## [AIM OF THE TASK]
Gather all lines in the entries below that include the word "from".
## START
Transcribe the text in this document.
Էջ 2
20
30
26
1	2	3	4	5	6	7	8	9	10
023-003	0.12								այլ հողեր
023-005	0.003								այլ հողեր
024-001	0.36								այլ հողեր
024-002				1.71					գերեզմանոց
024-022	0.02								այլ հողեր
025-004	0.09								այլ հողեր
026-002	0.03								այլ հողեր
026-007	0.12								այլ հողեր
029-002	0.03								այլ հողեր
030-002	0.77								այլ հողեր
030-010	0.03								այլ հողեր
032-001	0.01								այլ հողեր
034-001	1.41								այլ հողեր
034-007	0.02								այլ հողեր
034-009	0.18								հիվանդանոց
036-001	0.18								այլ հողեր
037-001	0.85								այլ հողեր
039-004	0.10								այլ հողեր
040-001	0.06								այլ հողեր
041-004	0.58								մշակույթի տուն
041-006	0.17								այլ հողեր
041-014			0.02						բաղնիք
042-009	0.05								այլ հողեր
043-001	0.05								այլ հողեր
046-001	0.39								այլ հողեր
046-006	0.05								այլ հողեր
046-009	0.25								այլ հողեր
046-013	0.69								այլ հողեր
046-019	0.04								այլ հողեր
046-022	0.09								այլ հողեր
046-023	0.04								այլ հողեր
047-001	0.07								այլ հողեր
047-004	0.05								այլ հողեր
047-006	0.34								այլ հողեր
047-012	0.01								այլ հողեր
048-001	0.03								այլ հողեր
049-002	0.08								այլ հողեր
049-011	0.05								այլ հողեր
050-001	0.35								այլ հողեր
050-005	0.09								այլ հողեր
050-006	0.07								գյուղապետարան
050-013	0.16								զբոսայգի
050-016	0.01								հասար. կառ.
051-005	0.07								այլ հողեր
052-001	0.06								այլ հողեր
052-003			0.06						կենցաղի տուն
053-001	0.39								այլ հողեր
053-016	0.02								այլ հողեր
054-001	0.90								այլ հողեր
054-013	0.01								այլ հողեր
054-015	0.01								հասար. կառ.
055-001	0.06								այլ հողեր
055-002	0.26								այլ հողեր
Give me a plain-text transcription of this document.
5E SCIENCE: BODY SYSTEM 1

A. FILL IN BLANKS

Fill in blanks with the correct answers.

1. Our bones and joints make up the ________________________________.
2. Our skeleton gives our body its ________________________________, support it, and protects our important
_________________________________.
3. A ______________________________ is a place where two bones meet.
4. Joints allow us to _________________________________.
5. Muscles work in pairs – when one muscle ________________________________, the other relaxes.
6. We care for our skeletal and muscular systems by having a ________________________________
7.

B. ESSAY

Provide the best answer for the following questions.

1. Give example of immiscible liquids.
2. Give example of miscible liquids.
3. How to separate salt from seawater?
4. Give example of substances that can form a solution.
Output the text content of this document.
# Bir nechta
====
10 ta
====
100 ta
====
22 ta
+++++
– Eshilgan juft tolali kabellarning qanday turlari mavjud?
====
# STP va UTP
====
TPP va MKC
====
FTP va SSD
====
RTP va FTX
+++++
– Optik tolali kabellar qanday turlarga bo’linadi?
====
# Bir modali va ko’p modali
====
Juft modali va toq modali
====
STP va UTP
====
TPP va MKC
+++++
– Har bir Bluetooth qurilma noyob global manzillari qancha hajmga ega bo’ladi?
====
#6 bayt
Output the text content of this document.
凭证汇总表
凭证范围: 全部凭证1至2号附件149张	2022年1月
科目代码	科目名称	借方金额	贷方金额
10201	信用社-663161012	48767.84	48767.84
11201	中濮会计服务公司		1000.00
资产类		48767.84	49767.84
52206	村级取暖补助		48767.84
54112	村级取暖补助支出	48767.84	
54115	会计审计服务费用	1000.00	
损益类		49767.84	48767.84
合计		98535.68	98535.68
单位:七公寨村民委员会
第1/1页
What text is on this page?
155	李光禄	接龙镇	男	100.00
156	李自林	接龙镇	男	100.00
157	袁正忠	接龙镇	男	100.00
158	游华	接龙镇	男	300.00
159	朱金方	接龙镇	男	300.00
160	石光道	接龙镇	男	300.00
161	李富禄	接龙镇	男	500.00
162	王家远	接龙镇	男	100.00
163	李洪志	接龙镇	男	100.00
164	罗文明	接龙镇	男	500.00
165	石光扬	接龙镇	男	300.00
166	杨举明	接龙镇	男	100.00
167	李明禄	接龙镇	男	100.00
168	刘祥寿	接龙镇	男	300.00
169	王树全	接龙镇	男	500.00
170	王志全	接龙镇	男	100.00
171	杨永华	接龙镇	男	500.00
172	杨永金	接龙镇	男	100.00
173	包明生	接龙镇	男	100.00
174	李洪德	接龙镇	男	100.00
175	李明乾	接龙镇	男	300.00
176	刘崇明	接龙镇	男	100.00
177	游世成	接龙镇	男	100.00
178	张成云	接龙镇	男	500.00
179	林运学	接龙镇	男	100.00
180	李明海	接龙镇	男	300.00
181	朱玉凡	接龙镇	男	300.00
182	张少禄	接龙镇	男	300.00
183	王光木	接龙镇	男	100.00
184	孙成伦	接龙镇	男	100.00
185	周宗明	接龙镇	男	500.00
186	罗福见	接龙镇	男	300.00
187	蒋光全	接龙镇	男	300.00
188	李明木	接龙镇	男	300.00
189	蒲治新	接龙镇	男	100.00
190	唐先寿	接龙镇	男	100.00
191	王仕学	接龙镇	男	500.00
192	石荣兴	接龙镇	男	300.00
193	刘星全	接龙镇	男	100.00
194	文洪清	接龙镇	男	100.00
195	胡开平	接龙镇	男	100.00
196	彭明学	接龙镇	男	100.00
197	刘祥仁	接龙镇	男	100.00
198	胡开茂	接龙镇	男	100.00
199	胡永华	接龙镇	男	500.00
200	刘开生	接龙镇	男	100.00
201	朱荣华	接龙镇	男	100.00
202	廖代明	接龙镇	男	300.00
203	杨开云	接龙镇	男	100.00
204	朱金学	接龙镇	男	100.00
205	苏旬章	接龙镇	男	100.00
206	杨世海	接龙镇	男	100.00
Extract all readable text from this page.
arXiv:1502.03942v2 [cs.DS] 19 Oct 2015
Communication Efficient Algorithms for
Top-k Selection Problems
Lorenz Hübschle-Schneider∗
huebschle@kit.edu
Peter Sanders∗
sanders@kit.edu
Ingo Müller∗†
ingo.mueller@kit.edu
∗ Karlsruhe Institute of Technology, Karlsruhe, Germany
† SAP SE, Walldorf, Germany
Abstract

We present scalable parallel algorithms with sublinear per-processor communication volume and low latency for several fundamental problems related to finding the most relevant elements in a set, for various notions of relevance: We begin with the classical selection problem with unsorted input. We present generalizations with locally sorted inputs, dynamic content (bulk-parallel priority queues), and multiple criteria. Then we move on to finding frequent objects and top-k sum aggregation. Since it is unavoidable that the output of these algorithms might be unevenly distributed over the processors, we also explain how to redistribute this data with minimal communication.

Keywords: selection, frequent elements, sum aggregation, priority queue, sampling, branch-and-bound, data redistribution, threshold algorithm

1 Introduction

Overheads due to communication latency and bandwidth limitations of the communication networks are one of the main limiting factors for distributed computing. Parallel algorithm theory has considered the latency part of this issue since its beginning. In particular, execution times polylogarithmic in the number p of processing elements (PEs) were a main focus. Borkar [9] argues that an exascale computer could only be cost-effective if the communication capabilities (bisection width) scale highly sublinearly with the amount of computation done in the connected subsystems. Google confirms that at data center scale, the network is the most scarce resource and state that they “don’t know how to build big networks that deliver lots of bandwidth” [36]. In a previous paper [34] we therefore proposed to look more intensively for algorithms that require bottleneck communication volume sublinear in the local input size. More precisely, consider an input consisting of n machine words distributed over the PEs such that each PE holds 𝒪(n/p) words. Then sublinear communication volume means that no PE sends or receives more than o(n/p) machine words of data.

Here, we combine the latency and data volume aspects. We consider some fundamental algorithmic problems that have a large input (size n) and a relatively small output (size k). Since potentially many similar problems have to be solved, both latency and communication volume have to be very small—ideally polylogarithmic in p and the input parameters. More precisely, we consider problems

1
## END
## [OUTPUT OF THE TASK]
3. How to separate salt from seawater?
Extract all readable text from this page.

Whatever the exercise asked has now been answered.